* _ARAHAN SINGKAT_:
Bisakah Anda menyalin ulang baris-baris daftar di bawah tanpa perubahan sedikit pun, mulai dari baris pertama daftar dan terus hingga baris yang memuat "product-button-8[interactable] xyxy=(0,326,49,366)", dengan kedua ujungnya ikut disalin?

* _DAFTAR UNTUK TUGAS_:

++++++++++

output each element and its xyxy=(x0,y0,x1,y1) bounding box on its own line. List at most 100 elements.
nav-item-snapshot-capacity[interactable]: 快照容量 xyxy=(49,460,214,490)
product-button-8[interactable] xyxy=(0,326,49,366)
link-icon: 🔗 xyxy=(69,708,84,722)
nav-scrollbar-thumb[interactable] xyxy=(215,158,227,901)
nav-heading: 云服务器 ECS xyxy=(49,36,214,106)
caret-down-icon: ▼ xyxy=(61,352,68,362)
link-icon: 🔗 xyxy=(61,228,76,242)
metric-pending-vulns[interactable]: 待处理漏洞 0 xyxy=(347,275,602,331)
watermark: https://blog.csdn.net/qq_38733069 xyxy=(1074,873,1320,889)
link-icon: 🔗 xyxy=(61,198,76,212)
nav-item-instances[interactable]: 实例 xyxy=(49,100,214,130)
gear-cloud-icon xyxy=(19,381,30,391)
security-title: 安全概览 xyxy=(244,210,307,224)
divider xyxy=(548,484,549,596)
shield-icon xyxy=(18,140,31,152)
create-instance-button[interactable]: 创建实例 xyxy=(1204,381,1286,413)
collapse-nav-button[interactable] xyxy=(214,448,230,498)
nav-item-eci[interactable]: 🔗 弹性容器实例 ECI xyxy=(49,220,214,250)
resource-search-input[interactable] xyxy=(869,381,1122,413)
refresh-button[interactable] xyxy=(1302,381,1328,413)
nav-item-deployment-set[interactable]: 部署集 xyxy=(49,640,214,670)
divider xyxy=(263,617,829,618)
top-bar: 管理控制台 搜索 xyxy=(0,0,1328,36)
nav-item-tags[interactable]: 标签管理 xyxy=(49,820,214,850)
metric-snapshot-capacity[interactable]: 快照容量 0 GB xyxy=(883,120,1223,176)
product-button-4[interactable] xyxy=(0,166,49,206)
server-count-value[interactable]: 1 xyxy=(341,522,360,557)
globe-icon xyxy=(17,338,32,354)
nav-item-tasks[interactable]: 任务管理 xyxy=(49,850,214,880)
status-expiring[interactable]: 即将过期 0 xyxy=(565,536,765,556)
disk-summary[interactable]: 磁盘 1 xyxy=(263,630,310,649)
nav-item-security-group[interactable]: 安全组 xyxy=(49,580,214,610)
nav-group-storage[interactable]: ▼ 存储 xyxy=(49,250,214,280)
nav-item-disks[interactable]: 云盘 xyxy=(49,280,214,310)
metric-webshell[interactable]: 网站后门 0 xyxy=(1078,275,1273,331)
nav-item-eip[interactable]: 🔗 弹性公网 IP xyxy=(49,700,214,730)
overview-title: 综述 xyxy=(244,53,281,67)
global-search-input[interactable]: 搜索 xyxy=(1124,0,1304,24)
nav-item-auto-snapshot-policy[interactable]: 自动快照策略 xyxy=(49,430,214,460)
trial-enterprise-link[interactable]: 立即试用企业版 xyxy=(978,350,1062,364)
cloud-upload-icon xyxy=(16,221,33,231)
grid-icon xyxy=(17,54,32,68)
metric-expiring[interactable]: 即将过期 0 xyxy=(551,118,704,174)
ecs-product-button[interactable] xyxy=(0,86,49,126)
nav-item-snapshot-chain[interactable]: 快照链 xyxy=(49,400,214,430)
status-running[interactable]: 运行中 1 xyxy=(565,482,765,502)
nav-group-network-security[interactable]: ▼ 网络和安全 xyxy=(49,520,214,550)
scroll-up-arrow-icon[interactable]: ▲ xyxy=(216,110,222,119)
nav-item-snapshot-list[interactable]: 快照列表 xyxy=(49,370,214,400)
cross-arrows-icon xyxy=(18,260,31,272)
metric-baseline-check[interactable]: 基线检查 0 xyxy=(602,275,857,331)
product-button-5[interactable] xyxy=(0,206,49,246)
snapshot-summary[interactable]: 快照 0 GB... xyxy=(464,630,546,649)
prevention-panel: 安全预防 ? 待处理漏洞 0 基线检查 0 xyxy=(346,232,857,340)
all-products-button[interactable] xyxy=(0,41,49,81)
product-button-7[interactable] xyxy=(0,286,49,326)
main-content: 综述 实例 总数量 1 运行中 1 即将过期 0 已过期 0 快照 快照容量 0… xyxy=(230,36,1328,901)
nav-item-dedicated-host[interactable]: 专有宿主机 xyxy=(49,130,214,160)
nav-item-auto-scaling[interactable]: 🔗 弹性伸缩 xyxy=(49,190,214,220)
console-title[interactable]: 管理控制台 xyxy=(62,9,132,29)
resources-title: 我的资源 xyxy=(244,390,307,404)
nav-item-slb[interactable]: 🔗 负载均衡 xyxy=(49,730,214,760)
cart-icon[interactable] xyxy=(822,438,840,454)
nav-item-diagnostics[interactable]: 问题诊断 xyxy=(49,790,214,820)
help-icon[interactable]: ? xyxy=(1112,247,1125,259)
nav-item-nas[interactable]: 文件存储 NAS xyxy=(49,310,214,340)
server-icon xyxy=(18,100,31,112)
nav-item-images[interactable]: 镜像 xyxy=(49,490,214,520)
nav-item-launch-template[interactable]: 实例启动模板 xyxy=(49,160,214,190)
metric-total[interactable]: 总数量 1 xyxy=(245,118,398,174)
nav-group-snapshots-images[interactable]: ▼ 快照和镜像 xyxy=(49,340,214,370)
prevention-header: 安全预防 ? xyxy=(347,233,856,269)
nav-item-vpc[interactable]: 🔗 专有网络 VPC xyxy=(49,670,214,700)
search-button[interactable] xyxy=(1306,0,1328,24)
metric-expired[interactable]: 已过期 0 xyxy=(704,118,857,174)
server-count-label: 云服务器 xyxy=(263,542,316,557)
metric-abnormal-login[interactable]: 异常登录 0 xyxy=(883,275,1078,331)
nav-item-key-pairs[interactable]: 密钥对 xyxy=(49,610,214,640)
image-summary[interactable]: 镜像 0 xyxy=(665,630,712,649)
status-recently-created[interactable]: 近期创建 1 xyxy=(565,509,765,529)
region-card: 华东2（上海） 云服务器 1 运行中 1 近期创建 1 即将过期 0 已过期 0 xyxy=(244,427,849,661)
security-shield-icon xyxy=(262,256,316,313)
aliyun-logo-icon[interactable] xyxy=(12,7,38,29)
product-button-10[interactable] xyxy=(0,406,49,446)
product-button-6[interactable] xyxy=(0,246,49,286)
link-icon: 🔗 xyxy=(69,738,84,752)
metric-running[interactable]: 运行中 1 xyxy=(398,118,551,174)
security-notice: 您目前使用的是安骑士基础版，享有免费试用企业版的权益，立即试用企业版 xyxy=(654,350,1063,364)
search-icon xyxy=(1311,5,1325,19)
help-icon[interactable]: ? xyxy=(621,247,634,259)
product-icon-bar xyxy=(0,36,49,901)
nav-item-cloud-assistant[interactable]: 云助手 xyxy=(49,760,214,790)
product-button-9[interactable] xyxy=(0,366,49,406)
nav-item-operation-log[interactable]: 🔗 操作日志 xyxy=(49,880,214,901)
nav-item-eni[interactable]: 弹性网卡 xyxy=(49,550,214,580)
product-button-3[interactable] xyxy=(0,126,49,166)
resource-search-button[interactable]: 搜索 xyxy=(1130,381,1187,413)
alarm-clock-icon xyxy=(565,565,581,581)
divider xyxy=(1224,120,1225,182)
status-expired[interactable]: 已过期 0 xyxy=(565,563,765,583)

++++++++++

* _JAWABAN TERTULIS_:
output each element and its xyxy=(x0,y0,x1,y1) bounding box on its own line. List at most 100 elements.
nav-item-snapshot-capacity[interactable]: 快照容量 xyxy=(49,460,214,490)
product-button-8[interactable] xyxy=(0,326,49,366)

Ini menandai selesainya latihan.